◆ Required actions ◆
• 1. From the Ray Harryhausen interview, list every film whose title appears in all capital letters.
• 2. Pick up the Ray Harryhausen interview after its final sentence and carry it on.

◆ Source passage ◆
________________________________________
The Art of Ray Harryhausen: Interview, Part 1

Ray Harryhausen and his films probably appeared on the cover of Cinefantastique more than any other person in the history of the magazine, so I thought it would be nice to update CFQ’s extensive past coverage of Harryhausen’s career with this interview which covers three of Ray’s recent projects: his two beautifully illustrated volumes from Billboard Books, written with Tony Dalton, An Animated Life and The Art of Ray Harryhausen, as well as his fabulous collection of shorts and fairy tales,  Ray Harryhausen – The Early Years.
LAWRENCE FRENCH: After years of keeping your effects secrets under wraps, what led you to be so forthcoming in your autobiography of your work in movies, An Animated Life?
RAY HARRYHAUSEN: I bare my soul in the book, don’t I? Everybody else is baring his soul, so I thought I might as well do it, too. You never know when the world may be coming to an end. A comet could hit the earth.
LAWRENCE FRENCH: Since you actually started working on the book before the millennium, was that also a factor?
RAY HARRYHAUSEN: You could put it that way. But I think it’s always been a mistake to tell people how things are done, because then it’s no longer attractive for them. So in the Film Fantasy Scrapbook I didn’t want to talk about the details—that was the point. Half the charm when I first saw KING KONG was I didn’t know how it was done. There were no books available at that time on stop-motion. In fact they tried to hide that stop-motion was a single frame process. I knew it wasn’t a man in a suit, but it wasn’t until later on that I discovered the glories of stop-motion. But nowadays everybody tells you everything about the picture before it’s released and I think it spoils everything. It allows you to start picking the scenes apart.
LAWRENCE FRENCH: That’s true, because if you didn’t know that Todd Armstrong’s voice was dubbed in JASON AND THE ARGONAUTS, you’d never give it a thought. But when you know his voice is dubbed, it becomes much more noticeably, even though it’s dubbed very well.
RAY HARRYHAUSEN: Yes, we had some very good dubbing for Jason, but the reason for that was because Todd Armstrong’s American accent was a little too strong for all the British accents we had in the picture. So we got an actor (Tim Turner) who narrated a British TV series, A Look at Life to do the voice of Jason. Did you know we also had to dub Gia Golan’s voice in THE VALLEY OF GWANGI?
LAWRENCE FRENCH: Really?
RAY HARRYHAUSEN: Yes, she was from Poland and we found she had a rather thick European accent, so we got another actress to dub her voice.
LAWRENCE FRENCH: How did you work with Tony Dalton in writing the book?
RAY HARRYHAUSEN: After doing the Film Fantasy Scrapbook way back in 1972, I started doing this one on my own, but as I wrote it I found I was saying the same things over and over again, so I thought, “I better get somebody else in to help me.” So Tony Dalton and I sat down and discussed things, and we went through the archives and did a lot of research. During that whole process I remembered a lot of things I had forgotten about.
________________________________________
◆ Data listing ◆

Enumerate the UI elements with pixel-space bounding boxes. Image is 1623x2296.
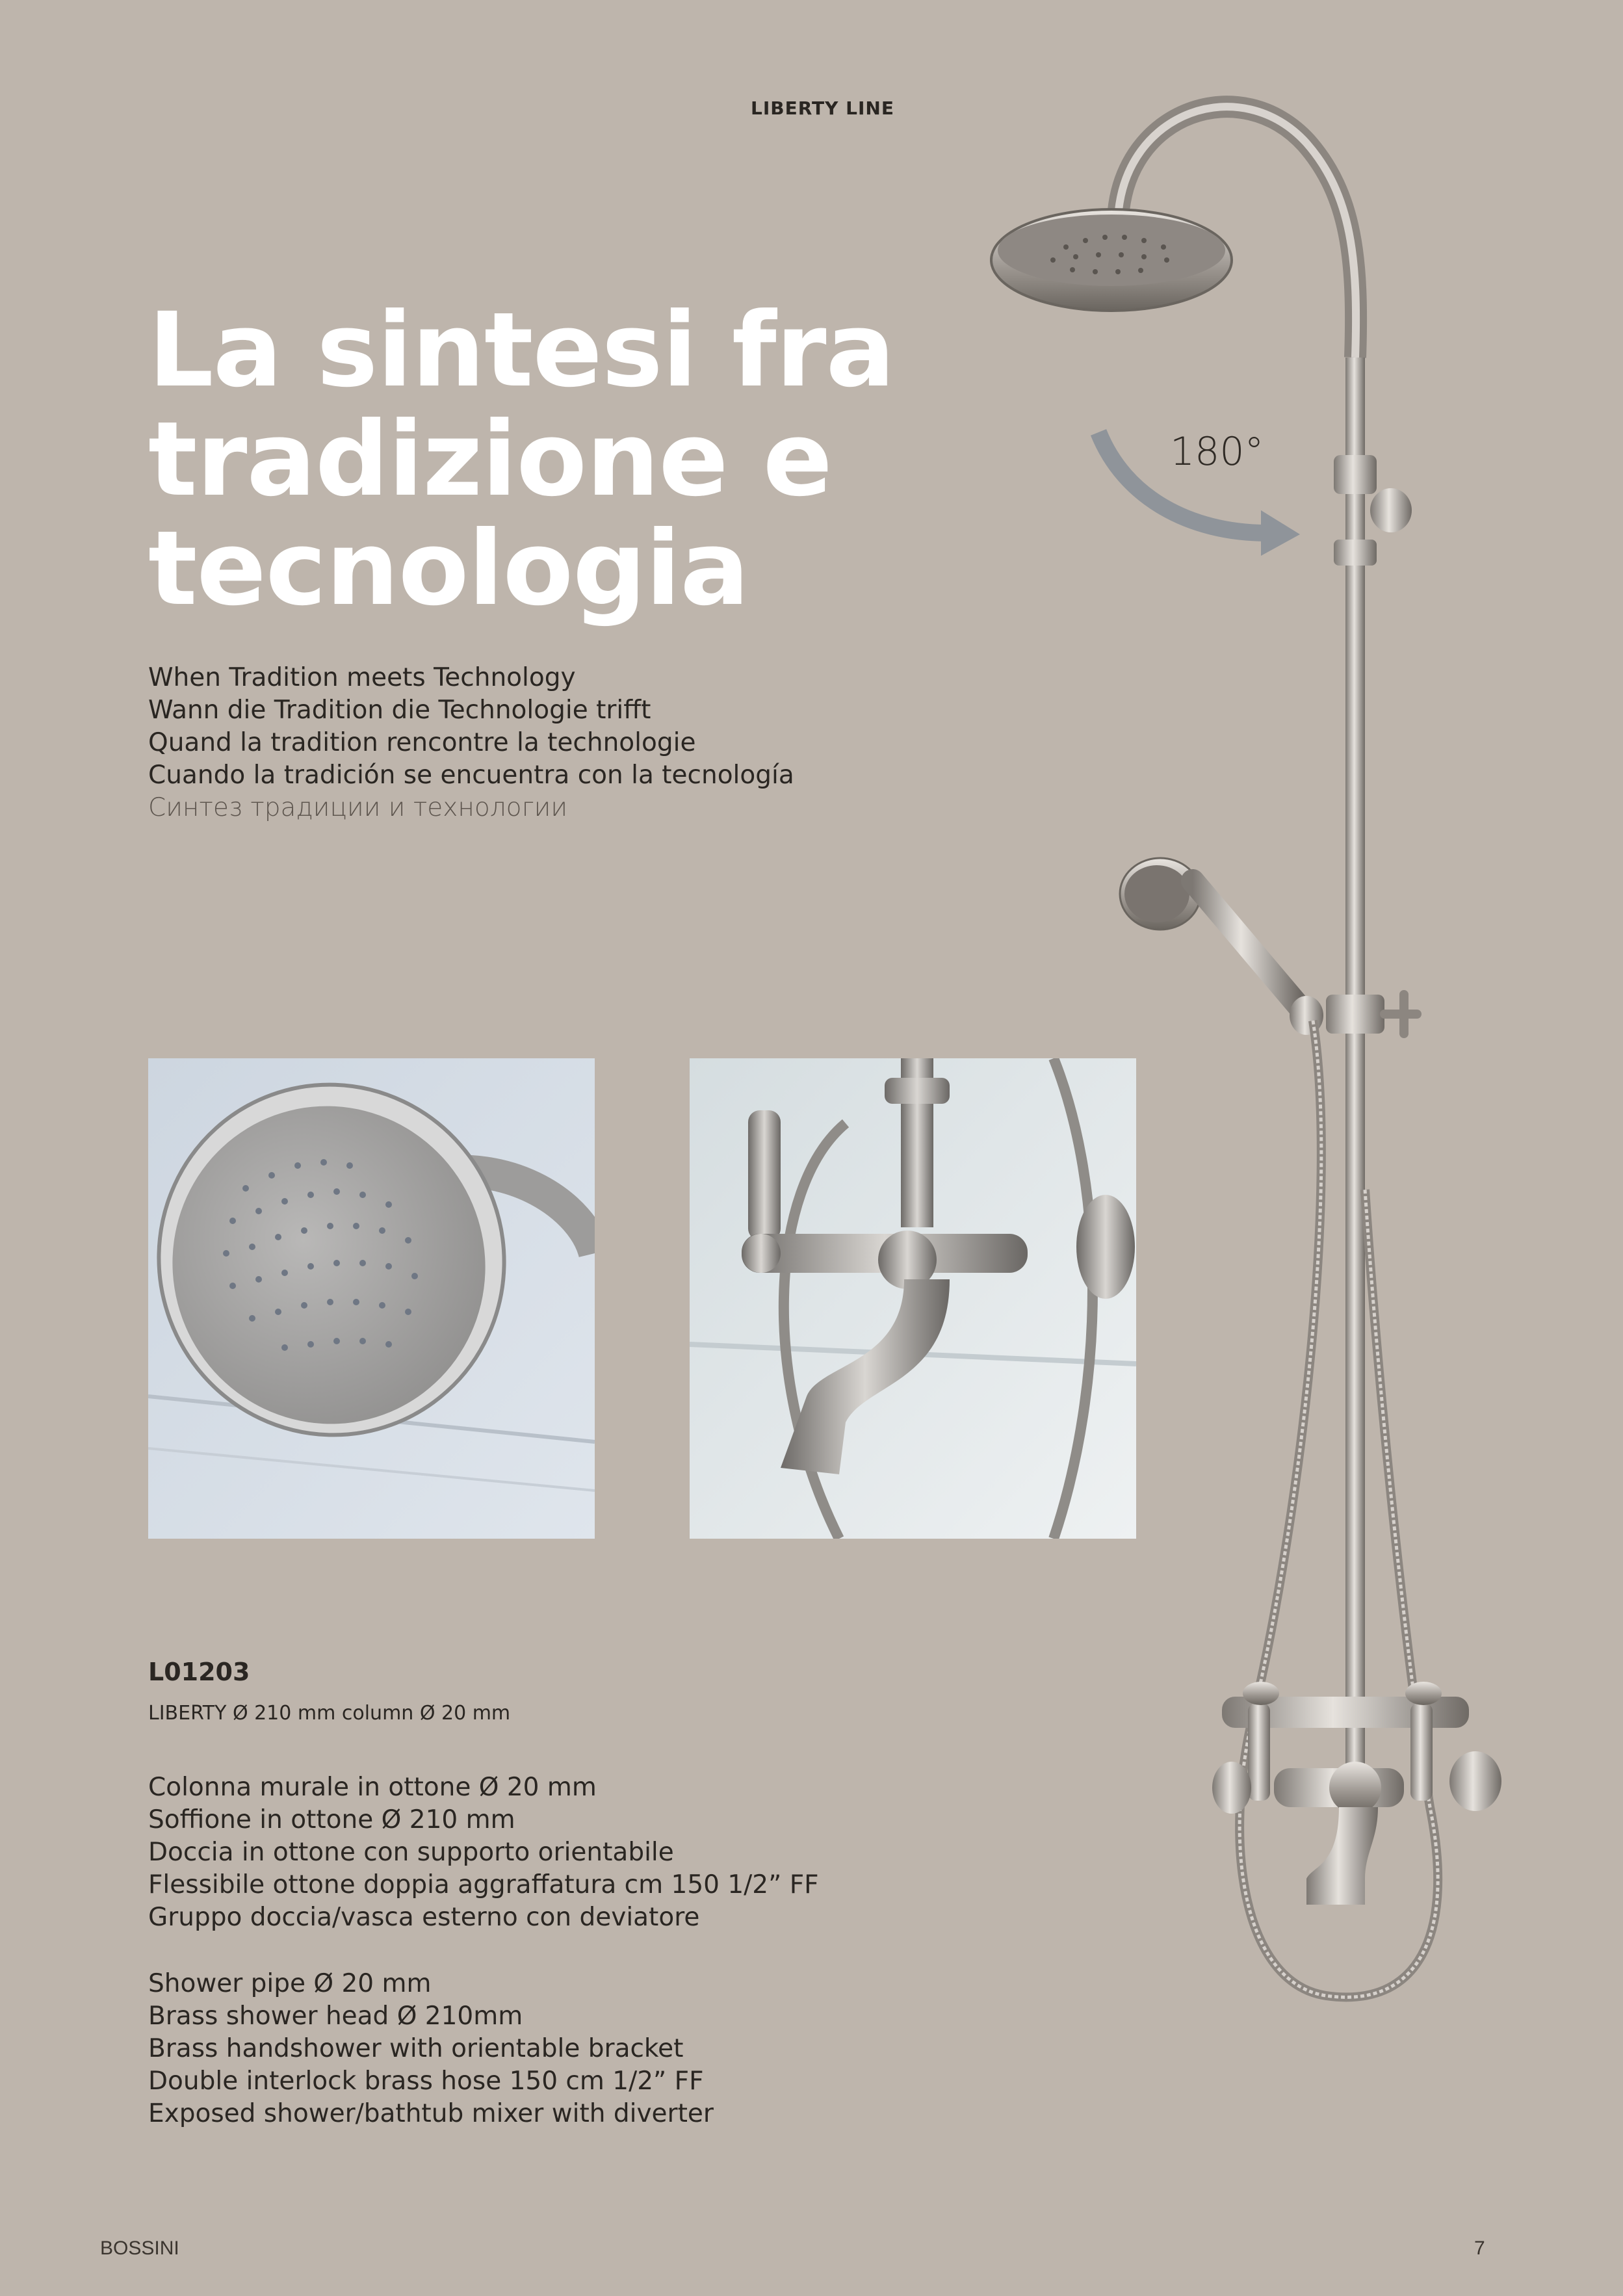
________________________________________
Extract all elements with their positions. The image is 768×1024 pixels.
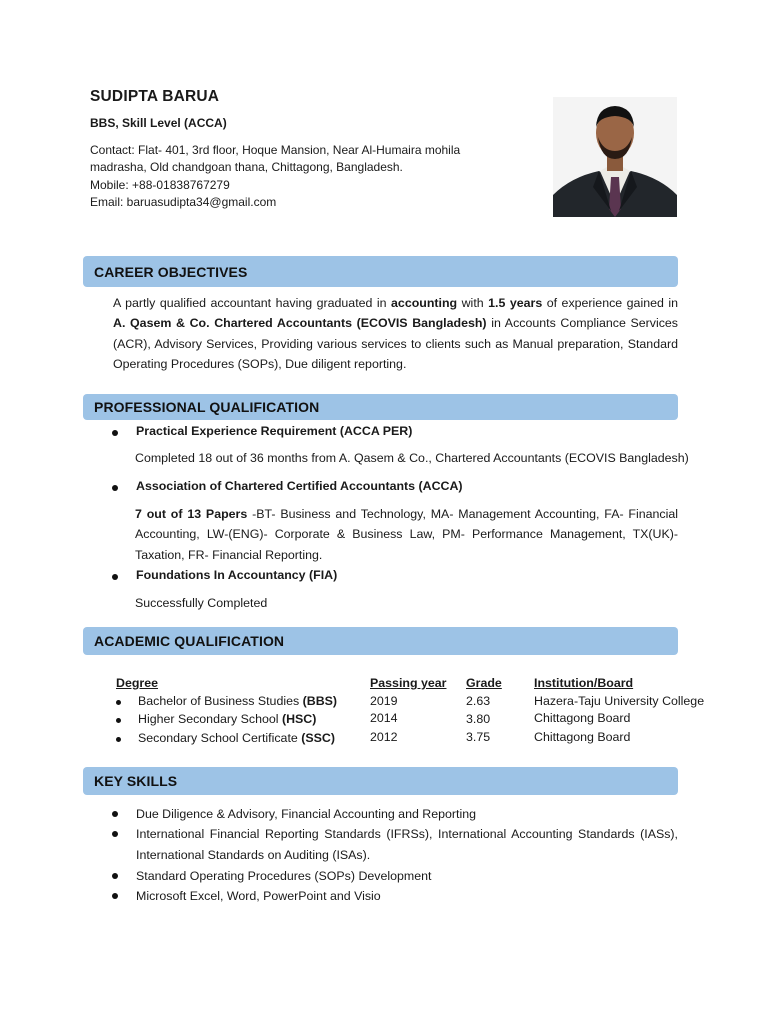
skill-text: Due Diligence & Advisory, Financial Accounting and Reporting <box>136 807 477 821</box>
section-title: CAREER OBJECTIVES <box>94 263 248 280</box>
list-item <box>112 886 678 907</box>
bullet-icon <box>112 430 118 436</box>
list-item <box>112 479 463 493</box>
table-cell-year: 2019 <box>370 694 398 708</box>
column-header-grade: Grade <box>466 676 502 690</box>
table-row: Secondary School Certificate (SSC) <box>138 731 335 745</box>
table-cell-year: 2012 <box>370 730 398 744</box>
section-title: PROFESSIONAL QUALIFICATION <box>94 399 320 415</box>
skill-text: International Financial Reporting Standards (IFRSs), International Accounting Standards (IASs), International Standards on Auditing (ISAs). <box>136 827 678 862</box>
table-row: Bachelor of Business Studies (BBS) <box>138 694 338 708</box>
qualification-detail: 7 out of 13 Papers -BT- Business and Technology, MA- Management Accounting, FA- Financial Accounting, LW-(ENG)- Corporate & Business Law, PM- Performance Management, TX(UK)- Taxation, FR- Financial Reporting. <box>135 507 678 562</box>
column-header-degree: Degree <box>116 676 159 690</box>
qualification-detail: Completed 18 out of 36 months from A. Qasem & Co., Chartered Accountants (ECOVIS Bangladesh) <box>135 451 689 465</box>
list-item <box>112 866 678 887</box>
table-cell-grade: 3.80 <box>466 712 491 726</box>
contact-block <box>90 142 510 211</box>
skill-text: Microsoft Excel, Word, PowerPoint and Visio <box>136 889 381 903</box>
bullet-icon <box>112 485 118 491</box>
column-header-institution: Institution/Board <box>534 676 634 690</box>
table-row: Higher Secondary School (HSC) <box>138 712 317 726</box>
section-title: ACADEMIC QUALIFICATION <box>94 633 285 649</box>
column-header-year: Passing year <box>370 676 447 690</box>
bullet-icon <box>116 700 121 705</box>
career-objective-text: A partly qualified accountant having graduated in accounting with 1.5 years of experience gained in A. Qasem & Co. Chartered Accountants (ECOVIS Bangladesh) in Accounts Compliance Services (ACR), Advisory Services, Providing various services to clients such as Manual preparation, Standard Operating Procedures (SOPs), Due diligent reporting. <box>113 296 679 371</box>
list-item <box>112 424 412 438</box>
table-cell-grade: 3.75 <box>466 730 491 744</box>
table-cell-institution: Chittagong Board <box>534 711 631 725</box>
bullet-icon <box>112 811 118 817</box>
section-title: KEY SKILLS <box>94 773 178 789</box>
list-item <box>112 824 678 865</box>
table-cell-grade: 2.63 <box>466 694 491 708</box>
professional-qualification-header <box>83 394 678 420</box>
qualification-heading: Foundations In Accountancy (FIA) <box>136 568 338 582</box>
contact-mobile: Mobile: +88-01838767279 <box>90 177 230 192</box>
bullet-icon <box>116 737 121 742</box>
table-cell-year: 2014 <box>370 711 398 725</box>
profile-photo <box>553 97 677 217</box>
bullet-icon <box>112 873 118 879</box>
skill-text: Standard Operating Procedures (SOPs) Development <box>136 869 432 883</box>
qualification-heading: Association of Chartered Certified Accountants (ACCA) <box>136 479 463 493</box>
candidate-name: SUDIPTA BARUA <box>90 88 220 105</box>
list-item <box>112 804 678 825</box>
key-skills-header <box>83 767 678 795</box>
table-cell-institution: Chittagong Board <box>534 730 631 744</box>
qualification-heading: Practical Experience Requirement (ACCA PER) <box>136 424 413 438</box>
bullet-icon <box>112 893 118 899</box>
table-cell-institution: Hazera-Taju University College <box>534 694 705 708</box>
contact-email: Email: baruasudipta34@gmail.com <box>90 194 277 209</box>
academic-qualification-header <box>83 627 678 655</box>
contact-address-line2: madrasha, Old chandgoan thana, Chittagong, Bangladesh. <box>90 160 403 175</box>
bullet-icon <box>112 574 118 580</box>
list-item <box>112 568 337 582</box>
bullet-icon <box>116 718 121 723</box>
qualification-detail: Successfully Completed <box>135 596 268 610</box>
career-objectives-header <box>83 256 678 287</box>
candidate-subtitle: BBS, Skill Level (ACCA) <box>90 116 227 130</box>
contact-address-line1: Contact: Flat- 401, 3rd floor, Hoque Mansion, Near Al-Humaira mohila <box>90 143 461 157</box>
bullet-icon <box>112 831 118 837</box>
________________________________________
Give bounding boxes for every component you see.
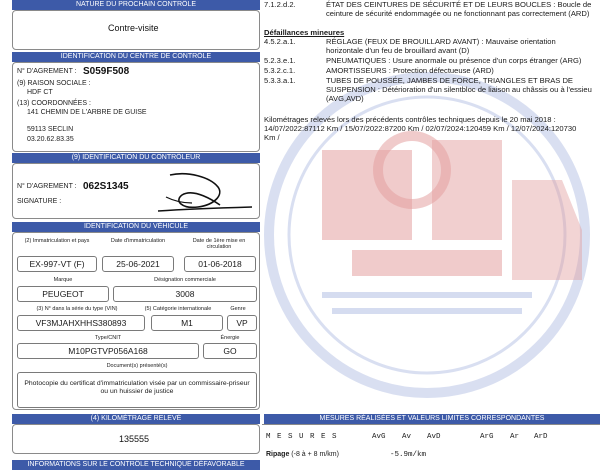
________________________________________
◆ The replies ◆
• 1. KING KONG, JASON AND THE ARGONAUTS, THE VALLEY OF GWANGI

• 2.
LAWRENCE FRENCH: It’s nice that you can remember everything in so much detail, because you joke about not even being able to remember what happened to you last week.
RAY HARRYHAUSEN: Yes, but luckily some of the films are more vivid in my mind than what happened to me last week.
LAWRENCE FRENCH: Your second Billboard book, The Art of Ray Harryhausen, focuses on all of your pre-production drawings, storyboards, models and bronzes, which are all quite beautifully reproduced.
RAY HARRYHAUSEN: Yes, after Tony Dalton and I went through the archives, we found we had so much material we decided we could make two or three volumes, and since it’s a companion volume to An Animated Life we wanted to keep it in a similar format. Now, after doing the second book, we found we still have so many extra pictures, that we’re going to be doing a third book, but it won’t be out for a couple of years. It will be a history of stop-motion animation.
LAWRENCE FRENCH: I imagine you were a big movie fan when you were growing up.
RAY HARRYHAUSEN: Oh, yes. My parents were great cinemagoers and they took me to the theater when I was very young. I remember seeing the first THE LOST WORLD that Willis O’Brien made and I must have been sitting on my dad’s knee, because I couldn’t have been more than five years old. And I saw many other silent films, like Fritz Lang’s Metropolis and Siegfried’s Death. Then, later on in the forties, I remember all the Maria Montez pictures – Arabian Nights and Ali Baba and the Forty Thieves, with Jon Hall and Turhan Bey. But those pictures always left the fantasy elements out. The only one that brought the fantasy elements in was Alexander Korda’s Thief of Bagdad, which was a superb film. So I vowed then and there that every picture I made would stress the fantasy, rather than the gold hunt, or the cops and robbers and those kinds of things.
LAWRENCE FRENCH: Of course, as you say in the book, in 1933 you saw the picture that changed your life.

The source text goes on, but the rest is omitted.